[Extracted data entries]
########

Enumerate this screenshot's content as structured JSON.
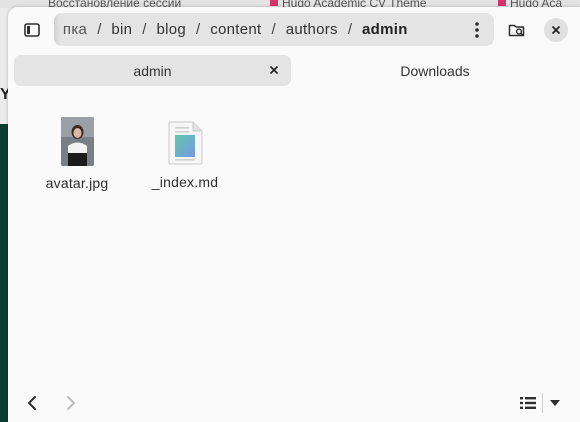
{
  "background": {
    "tabs": [
      {
        "label": "Восстановление сессии"
      },
      {
        "label": "Hugo Academic CV Theme"
      },
      {
        "label": "Hugo Aca"
      }
    ],
    "letter": "Y"
  },
  "header": {
    "path": [
      {
        "label": ". пка"
      },
      {
        "label": "bin"
      },
      {
        "label": "blog"
      },
      {
        "label": "content"
      },
      {
        "label": "authors"
      },
      {
        "label": "admin"
      }
    ],
    "separator": "/"
  },
  "tabs": [
    {
      "label": "admin",
      "active": true
    },
    {
      "label": "Downloads",
      "active": false
    }
  ],
  "files": [
    {
      "name": "avatar.jpg",
      "type": "image"
    },
    {
      "name": "_index.md",
      "type": "text"
    }
  ],
  "icons": {
    "sidebar": "sidebar-toggle-icon",
    "menu": "kebab-menu-icon",
    "search": "folder-search-icon",
    "close": "close-icon",
    "back": "chevron-left-icon",
    "forward": "chevron-right-icon",
    "view": "list-view-icon"
  },
  "colors": {
    "window_bg": "#fafafa",
    "pathbar_bg": "#e4e4e4",
    "text": "#333333"
  }
}
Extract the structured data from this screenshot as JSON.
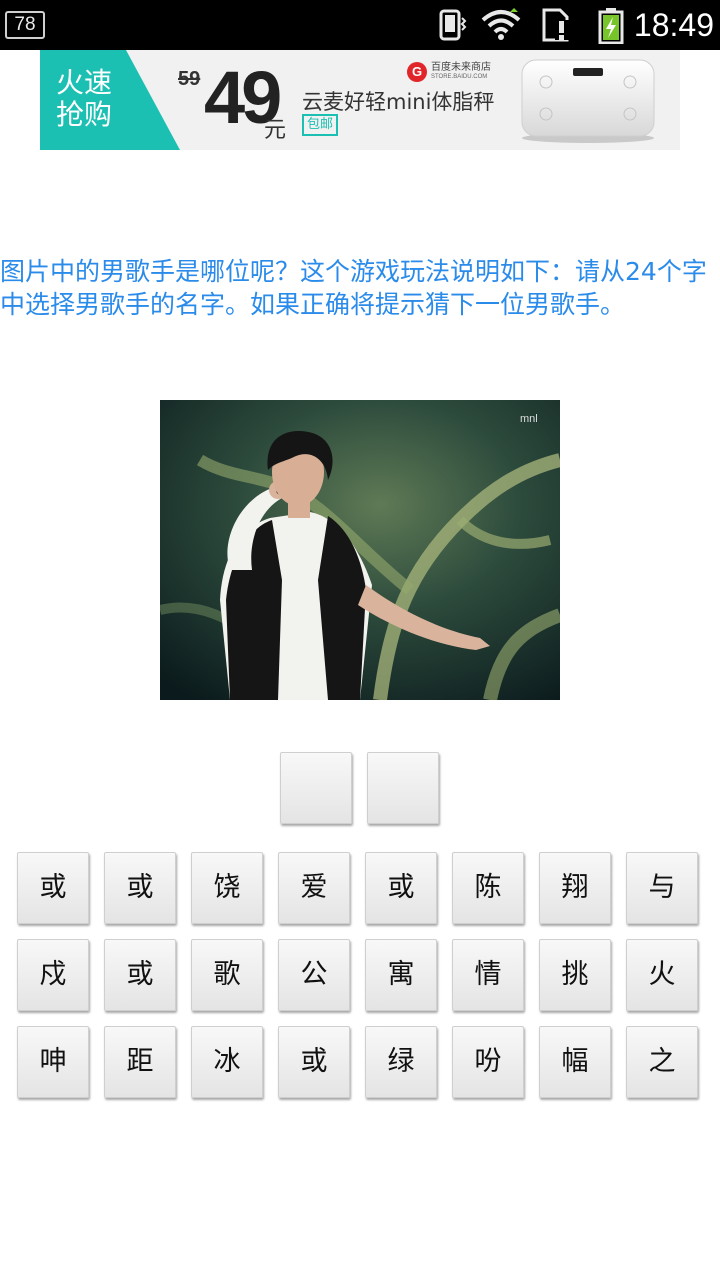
{
  "status_bar": {
    "notification_count": "78",
    "icons": [
      "vibrate-icon",
      "wifi-icon",
      "sim-alert-icon",
      "battery-charging-icon"
    ],
    "time": "18:49"
  },
  "ad": {
    "tag": "火速抢购",
    "old_price": "59",
    "price": "49",
    "currency": "元",
    "store_name": "百度未来商店",
    "store_url": "STORE.BAIDU.COM",
    "product": "云麦好轻mini体脂秤",
    "badge": "包邮",
    "accent_color": "#1cc0b2"
  },
  "question": "图片中的男歌手是哪位呢？这个游戏玩法说明如下：请从24个字中选择男歌手的名字。如果正确将提示猜下一位男歌手。",
  "answer_slots": [
    "",
    ""
  ],
  "characters": [
    [
      "或",
      "或",
      "饶",
      "爱",
      "或",
      "陈",
      "翔",
      "与"
    ],
    [
      "戍",
      "或",
      "歌",
      "公",
      "寓",
      "情",
      "挑",
      "火"
    ],
    [
      "呻",
      "距",
      "冰",
      "或",
      "绿",
      "吩",
      "幅",
      "之"
    ]
  ],
  "colors": {
    "question_text": "#2a8bea",
    "status_bar_bg": "#000000"
  }
}
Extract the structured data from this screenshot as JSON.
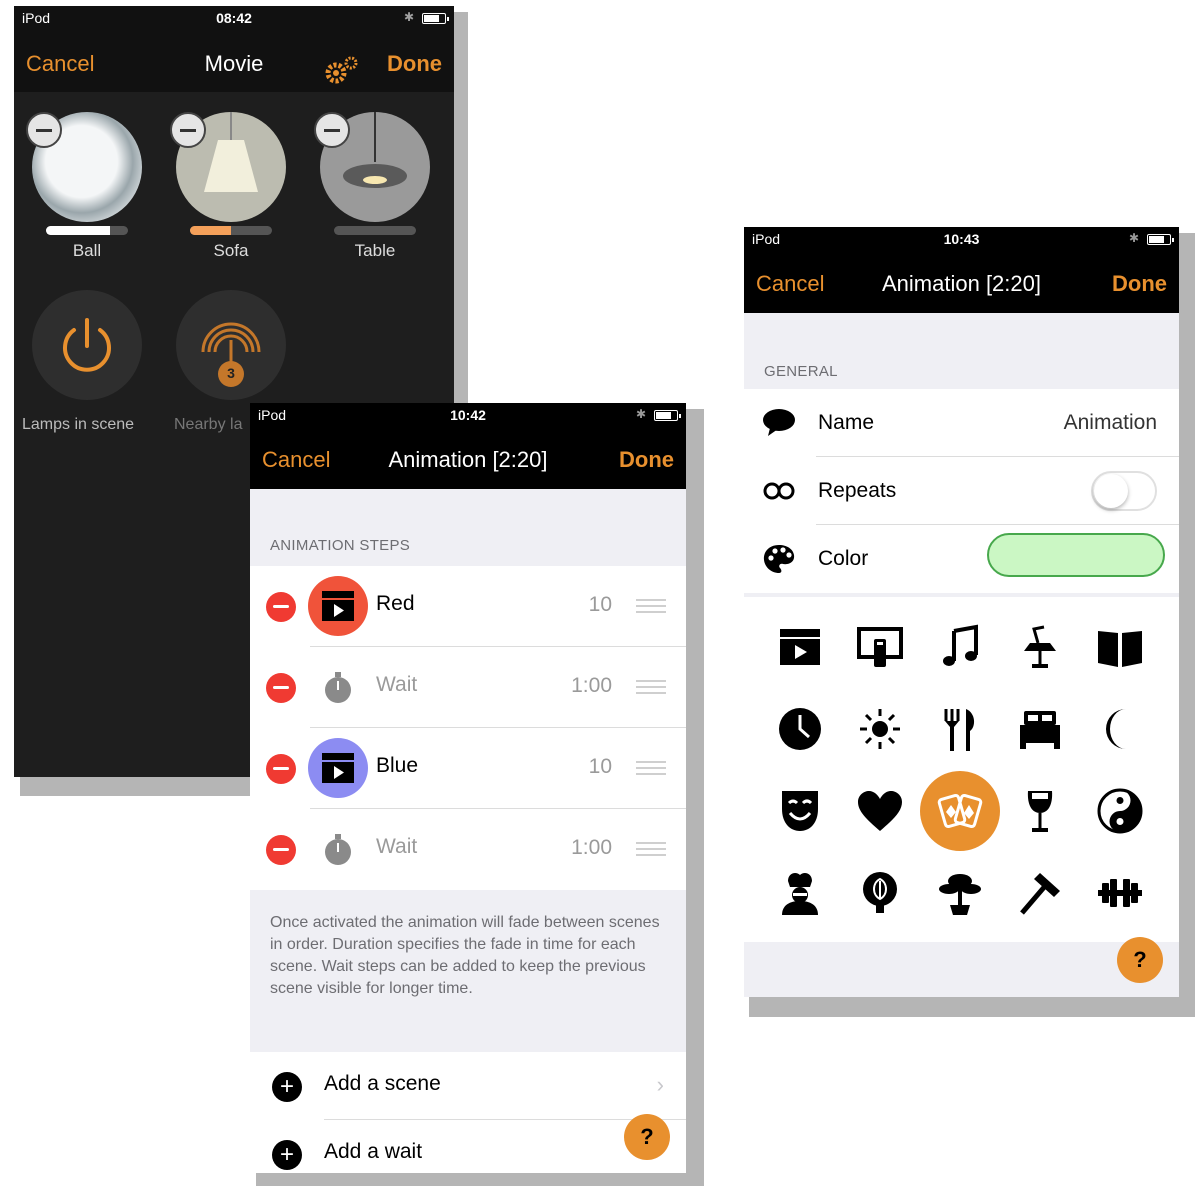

########

Output all of the entries verbatim, leaving out any images.

**RIGHT ANSWER**
Enumerate this screenshot's content as structured JSON.
{
  "background": {
    "tabs": [
      {
        "label": "Восстановление сессии"
      },
      {
        "label": "Hugo Academic CV Theme"
      },
      {
        "label": "Hugo Aca"
      }
    ],
    "letter": "Y"
  },
  "header": {
    "path": [
      {
        "label": ". пка"
      },
      {
        "label": "bin"
      },
      {
        "label": "blog"
      },
      {
        "label": "content"
      },
      {
        "label": "authors"
      },
      {
        "label": "admin"
      }
    ],
    "separator": "/"
  },
  "tabs": [
    {
      "label": "admin",
      "active": true
    },
    {
      "label": "Downloads",
      "active": false
    }
  ],
  "files": [
    {
      "name": "avatar.jpg",
      "type": "image"
    },
    {
      "name": "_index.md",
      "type": "text"
    }
  ],
  "icons": {
    "sidebar": "sidebar-toggle-icon",
    "menu": "kebab-menu-icon",
    "search": "folder-search-icon",
    "close": "close-icon",
    "back": "chevron-left-icon",
    "forward": "chevron-right-icon",
    "view": "list-view-icon"
  },
  "colors": {
    "window_bg": "#fafafa",
    "pathbar_bg": "#e4e4e4",
    "text": "#333333"
  }
}
Extract the structured data from this screenshot as JSON.
{
  "status_bar": {
    "notification_count": "78",
    "icons": [
      "vibrate-icon",
      "wifi-icon",
      "sim-alert-icon",
      "battery-charging-icon"
    ],
    "time": "18:49"
  },
  "ad": {
    "tag": "火速抢购",
    "old_price": "59",
    "price": "49",
    "currency": "元",
    "store_name": "百度未来商店",
    "store_url": "STORE.BAIDU.COM",
    "product": "云麦好轻mini体脂秤",
    "badge": "包邮",
    "accent_color": "#1cc0b2"
  },
  "question": "图片中的男歌手是哪位呢？这个游戏玩法说明如下：请从24个字中选择男歌手的名字。如果正确将提示猜下一位男歌手。",
  "answer_slots": [
    "",
    ""
  ],
  "characters": [
    [
      "或",
      "或",
      "饶",
      "爱",
      "或",
      "陈",
      "翔",
      "与"
    ],
    [
      "戍",
      "或",
      "歌",
      "公",
      "寓",
      "情",
      "挑",
      "火"
    ],
    [
      "呻",
      "距",
      "冰",
      "或",
      "绿",
      "吩",
      "幅",
      "之"
    ]
  ],
  "colors": {
    "question_text": "#2a8bea",
    "status_bar_bg": "#000000"
  }
}
Extract the structured data from this screenshot as JSON.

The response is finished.